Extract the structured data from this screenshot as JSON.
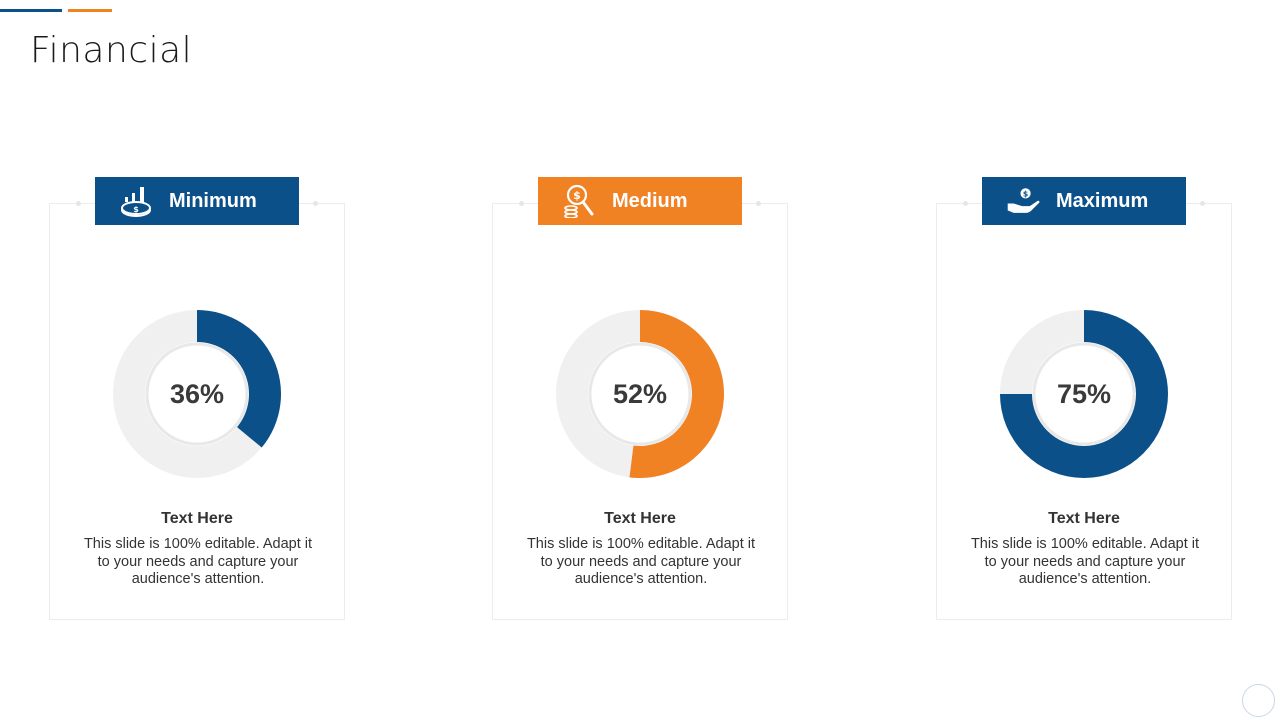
{
  "slide": {
    "title": "Financial"
  },
  "colors": {
    "blue": "#0b5089",
    "orange": "#f08223",
    "track": "#f0f0f0"
  },
  "cards": [
    {
      "label": "Minimum",
      "icon": "bar-chart-coins-icon",
      "color": "#0b5089",
      "value_text": "36%",
      "heading": "Text Here",
      "body": "This slide is 100% editable. Adapt it to your needs and capture your audience's attention."
    },
    {
      "label": "Medium",
      "icon": "magnifier-dollar-coins-icon",
      "color": "#f08223",
      "value_text": "52%",
      "heading": "Text Here",
      "body": "This slide is 100% editable. Adapt it to your needs and capture your audience's attention."
    },
    {
      "label": "Maximum",
      "icon": "hand-dollar-coin-icon",
      "color": "#0b5089",
      "value_text": "75%",
      "heading": "Text Here",
      "body": "This slide is 100% editable. Adapt it to your needs and capture your audience's attention."
    }
  ],
  "chart_data": [
    {
      "type": "pie",
      "categories": [
        "Minimum",
        "Remaining"
      ],
      "values": [
        36,
        64
      ],
      "title": "Minimum"
    },
    {
      "type": "pie",
      "categories": [
        "Medium",
        "Remaining"
      ],
      "values": [
        52,
        48
      ],
      "title": "Medium"
    },
    {
      "type": "pie",
      "categories": [
        "Maximum",
        "Remaining"
      ],
      "values": [
        75,
        25
      ],
      "title": "Maximum"
    }
  ]
}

_ _ _ _ _ _ _

● DIRECTION
Read the entries above, then pull out the lines that include "Maximum".

● TASK RESPONSE
      "label": "Maximum",
        "Maximum",
      "title": "Maximum"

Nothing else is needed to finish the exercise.